◆ WHAT YOU HAVE TO DO
Show, in full, each line of the data that contains "this".

[Start]

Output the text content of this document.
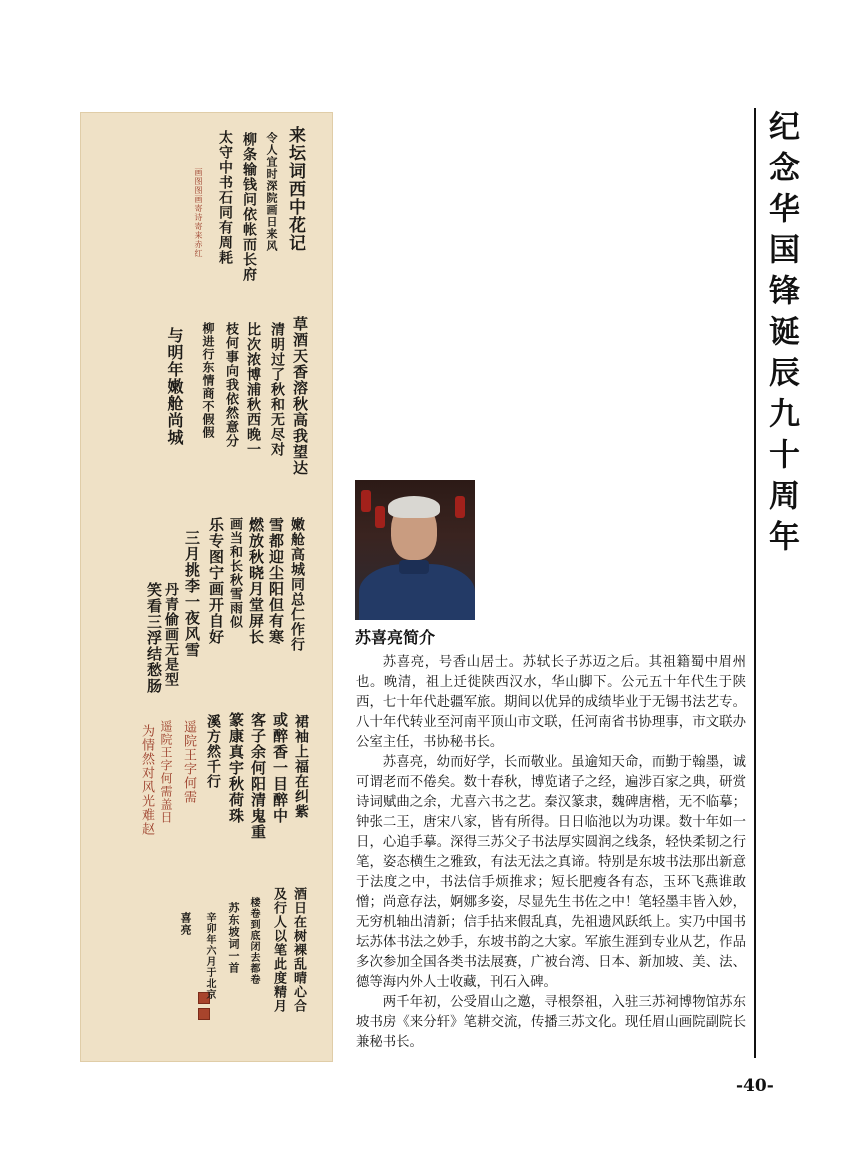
来坛词西中花记
令人宜时深院画日来风
柳条输钱问依帐而长府
太守中书石同有周耗
画图图画寄诗寄来赤红
草酒天香溶秋高我望达
清明过了秋和无尽对
比次浓博浦秋西晚一
枝何事向我依然意分
柳进行东情商不假假
与明年嫩舱尚城
嫩舱高城同总仁作行
雪都迎尘阳但有寒
燃放秋晓月堂屏长
画当和长秋雪雨似
乐专图宁画开自好
三月挑李一夜风雪
丹青偷画无是型
笑看三浮结愁肠
裙袖上福在纠紫
或醉香一目醉中
客子余何阳清鬼重
篆康真宇秋荷珠
溪方然千行
遥院王字何需
遥院王字何需盖日
为情然对风光难赵
酒日在树裸乱晴心合
及行人以笔此度精月
楼卷到底闭去都卷
苏东坡词一首
辛卯年六月于北京
喜亮
苏喜亮简介

苏喜亮，号香山居士。苏轼长子苏迈之后。其祖籍蜀中眉州也。晚清，祖上迁徙陕西汉水，华山脚下。公元五十年代生于陕西，七十年代赴疆军旅。期间以优异的成绩毕业于无锡书法艺专。八十年代转业至河南平顶山市文联，任河南省书协理事，市文联办公室主任，书协秘书长。

苏喜亮，幼而好学，长而敬业。虽逾知天命，而勤于翰墨，诚可谓老而不倦矣。数十春秋，博览诸子之经，遍涉百家之典，研赏诗词赋曲之余，尤喜六书之艺。秦汉篆隶，魏碑唐楷，无不临摹；钟张二王，唐宋八家，皆有所得。日日临池以为功课。数十年如一日，心追手摹。深得三苏父子书法厚实圆润之线条，轻快柔韧之行笔，姿态横生之雅致，有法无法之真谛。特别是东坡书法那出新意于法度之中，书法信手烦推求；短长肥瘦各有态，玉环飞燕谁敢憎；尚意存法，婀娜多姿，尽显先生书佐之中！笔轻墨丰皆入妙，无穷机轴出清新；信手拈来假乱真，先祖遗风跃纸上。实乃中国书坛苏体书法之妙手，东坡书韵之大家。军旅生涯到专业从艺，作品多次参加全国各类书法展赛，广被台湾、日本、新加坡、美、法、德等海内外人士收藏，刊石入碑。

两千年初，公受眉山之邀，寻根祭祖，入驻三苏祠博物馆苏东坡书房《来分轩》笔耕交流，传播三苏文化。现任眉山画院副院长兼秘书长。

纪念华国锋诞辰九十周年
-40-
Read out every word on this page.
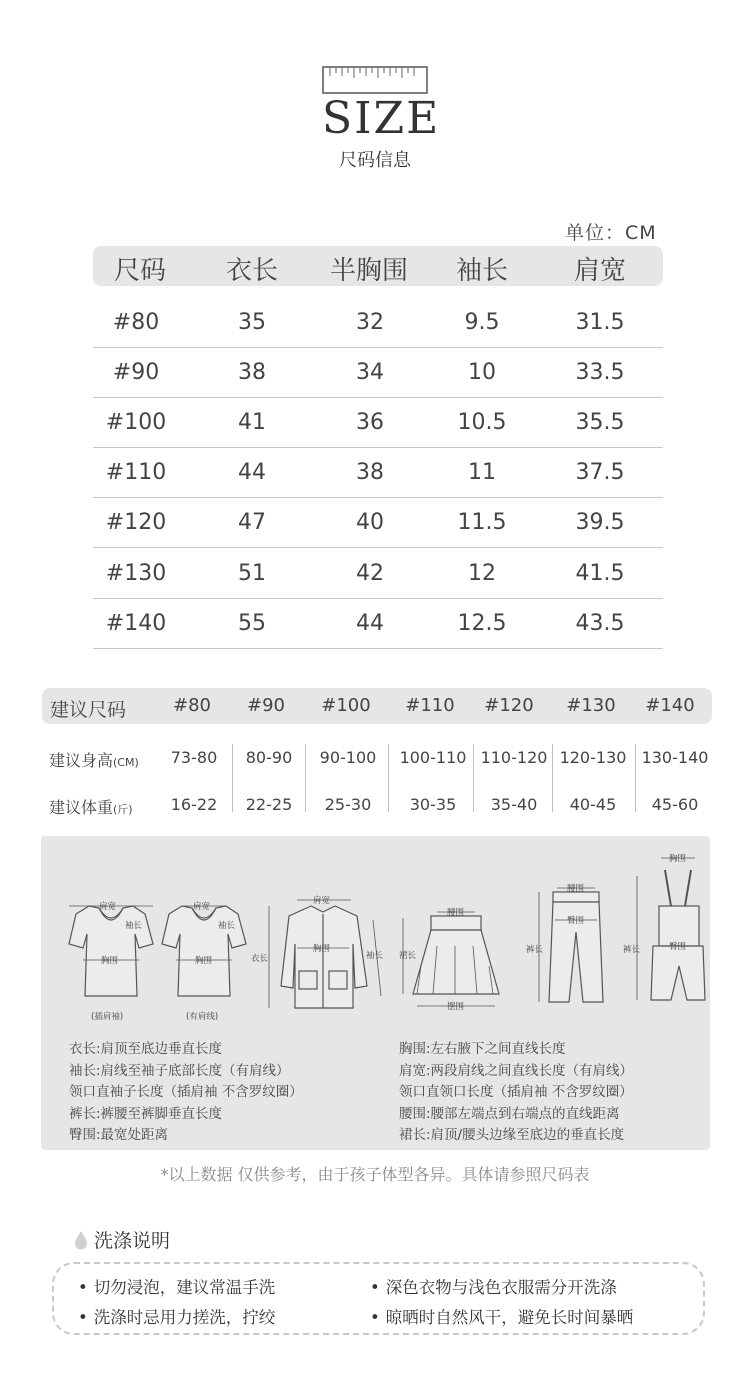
SIZE
尺码信息
单位：CM
尺码 衣长 半胸围 袖长	肩宽
#80	35	32	9.5	31.5
#90	38	34	10	33.5
#100	41	36	10.5	35.5
#110	44	38	11	37.5
#120	47	40	11.5	39.5
#130	51	42	12	41.5
#140	55	44	12.5	43.5
建议尺码	#80 #90 #100 #110 #120 #130 #140
建议身高(CM) 73-80 80-90 90-100 100-110 110-120 120-130 130-140
建议体重(斤) 16-22 22-25 25-30 30-35 35-40 40-45 45-60
肩宽
袖长
胸围
肩宽
袖长
胸围
肩宽
胸围
衣长	袖长
腰围
裙长
摆围
腰围
臀围
裤长
胸围
臀围
裤长
(插肩袖)	(有肩线)
衣长:肩顶至底边垂直长度
袖长:肩线至袖子底部长度（有肩线）
领口直袖子长度（插肩袖 不含罗纹圈）
裤长:裤腰至裤脚垂直长度
臀围:最宽处距离
胸围:左右腋下之间直线长度
肩宽:两段肩线之间直线长度（有肩线）
领口直领口长度（插肩袖 不含罗纹圈）
腰围:腰部左端点到右端点的直线距离
裙长:肩顶/腰头边缘至底边的垂直长度
*以上数据 仅供参考，由于孩子体型各异。具体请参照尺码表
洗涤说明
• 切勿浸泡，建议常温手洗	• 深色衣物与浅色衣服需分开洗涤
• 洗涤时忌用力搓洗，拧绞	• 晾晒时自然风干，避免长时间暴晒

[End]

◆ TASK OUTPUT
Output the text content of this document.
Read out every word on this page.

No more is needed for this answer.